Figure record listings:
════
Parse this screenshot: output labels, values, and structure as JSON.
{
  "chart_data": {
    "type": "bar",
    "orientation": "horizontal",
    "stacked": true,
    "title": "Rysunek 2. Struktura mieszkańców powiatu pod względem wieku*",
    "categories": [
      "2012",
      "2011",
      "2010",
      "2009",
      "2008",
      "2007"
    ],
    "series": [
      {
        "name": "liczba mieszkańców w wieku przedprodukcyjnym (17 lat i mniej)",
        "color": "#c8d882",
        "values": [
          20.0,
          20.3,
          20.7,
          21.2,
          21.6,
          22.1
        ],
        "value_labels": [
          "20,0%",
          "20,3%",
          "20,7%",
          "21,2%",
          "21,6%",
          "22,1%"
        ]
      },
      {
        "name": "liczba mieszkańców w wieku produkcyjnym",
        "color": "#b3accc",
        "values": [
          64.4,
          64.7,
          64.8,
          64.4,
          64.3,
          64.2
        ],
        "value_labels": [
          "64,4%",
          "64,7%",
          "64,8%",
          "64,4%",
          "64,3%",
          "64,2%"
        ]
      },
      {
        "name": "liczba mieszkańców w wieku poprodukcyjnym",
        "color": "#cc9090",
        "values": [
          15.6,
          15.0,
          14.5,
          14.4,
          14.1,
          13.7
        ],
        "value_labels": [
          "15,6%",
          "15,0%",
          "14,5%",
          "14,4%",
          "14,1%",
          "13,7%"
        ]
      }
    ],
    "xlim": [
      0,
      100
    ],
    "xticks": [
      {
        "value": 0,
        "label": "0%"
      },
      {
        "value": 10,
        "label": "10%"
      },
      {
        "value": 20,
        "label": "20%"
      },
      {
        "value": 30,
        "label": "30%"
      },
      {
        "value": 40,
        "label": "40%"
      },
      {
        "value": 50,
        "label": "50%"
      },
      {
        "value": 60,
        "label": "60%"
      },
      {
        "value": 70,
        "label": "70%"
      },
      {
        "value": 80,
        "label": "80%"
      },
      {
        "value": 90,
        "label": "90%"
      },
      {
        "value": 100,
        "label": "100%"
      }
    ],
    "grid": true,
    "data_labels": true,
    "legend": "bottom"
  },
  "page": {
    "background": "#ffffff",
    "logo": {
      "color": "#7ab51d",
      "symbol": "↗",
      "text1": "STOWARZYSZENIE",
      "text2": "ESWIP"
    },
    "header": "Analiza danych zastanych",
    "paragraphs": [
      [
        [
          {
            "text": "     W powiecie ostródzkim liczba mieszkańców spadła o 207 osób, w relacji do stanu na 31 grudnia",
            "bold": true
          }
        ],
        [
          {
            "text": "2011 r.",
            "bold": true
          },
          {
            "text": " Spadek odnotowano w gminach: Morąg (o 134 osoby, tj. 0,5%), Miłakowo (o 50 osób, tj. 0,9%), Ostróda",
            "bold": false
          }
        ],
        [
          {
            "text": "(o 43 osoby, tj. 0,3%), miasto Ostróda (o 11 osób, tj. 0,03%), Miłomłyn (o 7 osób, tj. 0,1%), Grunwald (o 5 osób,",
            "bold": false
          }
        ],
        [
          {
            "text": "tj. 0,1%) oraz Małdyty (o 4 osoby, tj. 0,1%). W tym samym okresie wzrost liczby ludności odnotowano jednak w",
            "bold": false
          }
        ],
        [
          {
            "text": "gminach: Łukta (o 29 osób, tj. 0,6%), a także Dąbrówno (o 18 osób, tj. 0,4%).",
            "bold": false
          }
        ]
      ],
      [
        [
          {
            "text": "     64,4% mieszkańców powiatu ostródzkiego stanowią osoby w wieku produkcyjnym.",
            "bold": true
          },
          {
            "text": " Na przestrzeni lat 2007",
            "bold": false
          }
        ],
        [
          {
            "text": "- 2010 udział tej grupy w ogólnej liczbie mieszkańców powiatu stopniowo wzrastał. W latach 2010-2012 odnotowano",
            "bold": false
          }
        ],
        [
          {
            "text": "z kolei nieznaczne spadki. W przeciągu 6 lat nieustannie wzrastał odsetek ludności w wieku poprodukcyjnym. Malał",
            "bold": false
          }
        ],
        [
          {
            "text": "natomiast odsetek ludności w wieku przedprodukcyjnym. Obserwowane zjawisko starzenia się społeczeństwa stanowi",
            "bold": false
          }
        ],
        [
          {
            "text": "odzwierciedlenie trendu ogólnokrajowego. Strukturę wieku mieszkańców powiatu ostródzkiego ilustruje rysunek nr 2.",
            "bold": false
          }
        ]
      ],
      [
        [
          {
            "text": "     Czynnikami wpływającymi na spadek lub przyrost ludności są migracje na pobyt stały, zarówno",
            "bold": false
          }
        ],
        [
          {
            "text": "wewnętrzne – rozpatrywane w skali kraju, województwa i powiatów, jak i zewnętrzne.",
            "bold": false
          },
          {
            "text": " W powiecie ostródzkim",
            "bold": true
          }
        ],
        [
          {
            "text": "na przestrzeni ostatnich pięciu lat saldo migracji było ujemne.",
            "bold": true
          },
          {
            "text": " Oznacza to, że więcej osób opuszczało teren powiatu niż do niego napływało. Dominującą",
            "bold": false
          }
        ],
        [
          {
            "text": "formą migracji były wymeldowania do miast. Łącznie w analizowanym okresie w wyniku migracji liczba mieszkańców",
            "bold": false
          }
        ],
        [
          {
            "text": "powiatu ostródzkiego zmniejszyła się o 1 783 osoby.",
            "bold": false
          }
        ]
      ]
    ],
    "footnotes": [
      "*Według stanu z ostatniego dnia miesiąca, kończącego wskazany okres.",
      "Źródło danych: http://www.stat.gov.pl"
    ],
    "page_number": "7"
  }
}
════
Extract each line from the listing above, please, and repeat it exactly.

> Answer to this problem:
Parse this screenshot: output labels, values, and structure as JSON.
{
  "chart_data": {
    "type": "bar",
    "orientation": "horizontal",
    "stacked": true,
    "title": "Rysunek 2. Struktura mieszkańców powiatu pod względem wieku*",
    "categories": [
      "2012",
      "2011",
      "2010",
      "2009",
      "2008",
      "2007"
    ],
    "series": [
      {
        "name": "liczba mieszkańców w wieku przedprodukcyjnym (17 lat i mniej)",
        "color": "#c8d882",
        "values": [
          20.0,
          20.3,
          20.7,
          21.2,
          21.6,
          22.1
        ],
        "value_labels": [
          "20,0%",
          "20,3%",
          "20,7%",
          "21,2%",
          "21,6%",
          "22,1%"
        ]
      },
      {
        "name": "liczba mieszkańców w wieku produkcyjnym",
        "color": "#b3accc",
        "values": [
          64.4,
          64.7,
          64.8,
          64.4,
          64.3,
          64.2
        ],
        "value_labels": [
          "64,4%",
          "64,7%",
          "64,8%",
          "64,4%",
          "64,3%",
          "64,2%"
        ]
      },
      {
        "name": "liczba mieszkańców w wieku poprodukcyjnym",
        "color": "#cc9090",
        "values": [
          15.6,
          15.0,
          14.5,
          14.4,
          14.1,
          13.7
        ],
        "value_labels": [
          "15,6%",
          "15,0%",
          "14,5%",
          "14,4%",
          "14,1%",
          "13,7%"
        ]
      }
    ],
    "xlim": [
      0,
      100
    ],
    "xticks": [
      {
        "value": 0,
        "label": "0%"
      },
      {
        "value": 10,
        "label": "10%"
      },
      {
        "value": 20,
        "label": "20%"
      },
      {
        "value": 30,
        "label": "30%"
      },
      {
        "value": 40,
        "label": "40%"
      },
      {
        "value": 50,
        "label": "50%"
      },
      {
        "value": 60,
        "label": "60%"
      },
      {
        "value": 70,
        "label": "70%"
      },
      {
        "value": 80,
        "label": "80%"
      },
      {
        "value": 90,
        "label": "90%"
      },
      {
        "value": 100,
        "label": "100%"
      }
    ],
    "grid": true,
    "data_labels": true,
    "legend": "bottom"
  },
  "page": {
    "background": "#ffffff",
    "logo": {
      "color": "#7ab51d",
      "symbol": "↗",
      "text1": "STOWARZYSZENIE",
      "text2": "ESWIP"
    },
    "header": "Analiza danych zastanych",
    "paragraphs": [
      [
        [
          {
            "text": "     W powiecie ostródzkim liczba mieszkańców spadła o 207 osób, w relacji do stanu na 31 grudnia",
            "bold": true
          }
        ],
        [
          {
            "text": "2011 r.",
            "bold": true
          },
          {
            "text": " Spadek odnotowano w gminach: Morąg (o 134 osoby, tj. 0,5%), Miłakowo (o 50 osób, tj. 0,9%), Ostróda",
            "bold": false
          }
        ],
        [
          {
            "text": "(o 43 osoby, tj. 0,3%), miasto Ostróda (o 11 osób, tj. 0,03%), Miłomłyn (o 7 osób, tj. 0,1%), Grunwald (o 5 osób,",
            "bold": false
          }
        ],
        [
          {
            "text": "tj. 0,1%) oraz Małdyty (o 4 osoby, tj. 0,1%). W tym samym okresie wzrost liczby ludności odnotowano jednak w",
            "bold": false
          }
        ],
        [
          {
            "text": "gminach: Łukta (o 29 osób, tj. 0,6%), a także Dąbrówno (o 18 osób, tj. 0,4%).",
            "bold": false
          }
        ]
      ],
      [
        [
          {
            "text": "     64,4% mieszkańców powiatu ostródzkiego stanowią osoby w wieku produkcyjnym.",
            "bold": true
          },
          {
            "text": " Na przestrzeni lat 2007",
            "bold": false
          }
        ],
        [
          {
            "text": "- 2010 udział tej grupy w ogólnej liczbie mieszkańców powiatu stopniowo wzrastał. W latach 2010-2012 odnotowano",
            "bold": false
          }
        ],
        [
          {
            "text": "z kolei nieznaczne spadki. W przeciągu 6 lat nieustannie wzrastał odsetek ludności w wieku poprodukcyjnym. Malał",
            "bold": false
          }
        ],
        [
          {
            "text": "natomiast odsetek ludności w wieku przedprodukcyjnym. Obserwowane zjawisko starzenia się społeczeństwa stanowi",
            "bold": false
          }
        ],
        [
          {
            "text": "odzwierciedlenie trendu ogólnokrajowego. Strukturę wieku mieszkańców powiatu ostródzkiego ilustruje rysunek nr 2.",
            "bold": false
          }
        ]
      ],
      [
        [
          {
            "text": "     Czynnikami wpływającymi na spadek lub przyrost ludności są migracje na pobyt stały, zarówno",
            "bold": false
          }
        ],
        [
          {
            "text": "wewnętrzne – rozpatrywane w skali kraju, województwa i powiatów, jak i zewnętrzne.",
            "bold": false
          },
          {
            "text": " W powiecie ostródzkim",
            "bold": true
          }
        ],
        [
          {
            "text": "na przestrzeni ostatnich pięciu lat saldo migracji było ujemne.",
            "bold": true
          },
          {
            "text": " Oznacza to, że więcej osób opuszczało teren powiatu niż do niego napływało. Dominującą",
            "bold": false
          }
        ],
        [
          {
            "text": "formą migracji były wymeldowania do miast. Łącznie w analizowanym okresie w wyniku migracji liczba mieszkańców",
            "bold": false
          }
        ],
        [
          {
            "text": "powiatu ostródzkiego zmniejszyła się o 1 783 osoby.",
            "bold": false
          }
        ]
      ]
    ],
    "footnotes": [
      "*Według stanu z ostatniego dnia miesiąca, kończącego wskazany okres.",
      "Źródło danych: http://www.stat.gov.pl"
    ],
    "page_number": "7"
  }
}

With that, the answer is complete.